### To do
Every line below should be repeated exactly.

(Stored items)
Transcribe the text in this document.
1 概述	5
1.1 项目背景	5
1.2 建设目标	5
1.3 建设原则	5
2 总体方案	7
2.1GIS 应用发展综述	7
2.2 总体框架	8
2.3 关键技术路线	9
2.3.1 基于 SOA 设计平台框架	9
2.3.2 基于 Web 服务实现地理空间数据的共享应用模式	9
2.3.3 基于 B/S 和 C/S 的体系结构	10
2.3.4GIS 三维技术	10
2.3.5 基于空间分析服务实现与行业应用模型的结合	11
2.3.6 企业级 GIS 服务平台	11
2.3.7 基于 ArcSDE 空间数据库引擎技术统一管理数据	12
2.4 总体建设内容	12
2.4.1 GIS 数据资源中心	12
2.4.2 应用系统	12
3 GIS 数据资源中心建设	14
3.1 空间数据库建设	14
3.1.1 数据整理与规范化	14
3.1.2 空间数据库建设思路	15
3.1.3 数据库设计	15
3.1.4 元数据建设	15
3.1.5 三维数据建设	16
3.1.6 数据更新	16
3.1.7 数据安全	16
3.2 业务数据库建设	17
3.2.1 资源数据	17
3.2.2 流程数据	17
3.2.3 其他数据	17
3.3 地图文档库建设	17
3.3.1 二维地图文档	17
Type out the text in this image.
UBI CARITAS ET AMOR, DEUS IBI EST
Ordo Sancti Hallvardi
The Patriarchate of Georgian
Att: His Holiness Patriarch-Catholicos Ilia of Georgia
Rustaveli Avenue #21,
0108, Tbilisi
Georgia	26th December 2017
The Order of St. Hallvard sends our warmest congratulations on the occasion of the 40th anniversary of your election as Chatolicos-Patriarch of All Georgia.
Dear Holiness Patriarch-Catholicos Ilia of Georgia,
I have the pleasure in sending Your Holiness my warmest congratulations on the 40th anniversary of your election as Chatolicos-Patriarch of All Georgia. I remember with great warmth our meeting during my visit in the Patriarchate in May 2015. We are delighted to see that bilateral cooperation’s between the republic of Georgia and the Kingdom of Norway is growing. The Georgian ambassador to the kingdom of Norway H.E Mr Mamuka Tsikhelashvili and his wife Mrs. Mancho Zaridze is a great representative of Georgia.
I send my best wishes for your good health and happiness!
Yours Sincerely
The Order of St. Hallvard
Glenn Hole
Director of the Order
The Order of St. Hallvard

### Answer
Transcribe the text in this document.
1 概述	5
1.1 项目背景	5
1.2 建设目标	5
1.3 建设原则	5
2 总体方案	7
2.1GIS 应用发展综述	7
2.2 总体框架	8
2.3 关键技术路线	9
2.3.1 基于 SOA 设计平台框架	9
2.3.2 基于 Web 服务实现地理空间数据的共享应用模式	9
2.3.3 基于 B/S 和 C/S 的体系结构	10
2.3.4GIS 三维技术	10
2.3.5 基于空间分析服务实现与行业应用模型的结合	11
2.3.6 企业级 GIS 服务平台	11
2.3.7 基于 ArcSDE 空间数据库引擎技术统一管理数据	12
2.4 总体建设内容	12
2.4.1 GIS 数据资源中心	12
2.4.2 应用系统	12
3 GIS 数据资源中心建设	14
3.1 空间数据库建设	14
3.1.1 数据整理与规范化	14
3.1.2 空间数据库建设思路	15
3.1.3 数据库设计	15
3.1.4 元数据建设	15
3.1.5 三维数据建设	16
3.1.6 数据更新	16
3.1.7 数据安全	16
3.2 业务数据库建设	17
3.2.1 资源数据	17
3.2.2 流程数据	17
3.2.3 其他数据	17
3.3 地图文档库建设	17
3.3.1 二维地图文档	17
Type out the text in this image.
UBI CARITAS ET AMOR, DEUS IBI EST
Ordo Sancti Hallvardi
The Patriarchate of Georgian
Att: His Holiness Patriarch-Catholicos Ilia of Georgia
Rustaveli Avenue #21,
0108, Tbilisi
Georgia	26th December 2017
The Order of St. Hallvard sends our warmest congratulations on the occasion of the 40th anniversary of your election as Chatolicos-Patriarch of All Georgia.
Dear Holiness Patriarch-Catholicos Ilia of Georgia,
I have the pleasure in sending Your Holiness my warmest congratulations on the 40th anniversary of your election as Chatolicos-Patriarch of All Georgia. I remember with great warmth our meeting during my visit in the Patriarchate in May 2015. We are delighted to see that bilateral cooperation’s between the republic of Georgia and the Kingdom of Norway is growing. The Georgian ambassador to the kingdom of Norway H.E Mr Mamuka Tsikhelashvili and his wife Mrs. Mancho Zaridze is a great representative of Georgia.
I send my best wishes for your good health and happiness!
Yours Sincerely
The Order of St. Hallvard
Glenn Hole
Director of the Order
The Order of St. Hallvard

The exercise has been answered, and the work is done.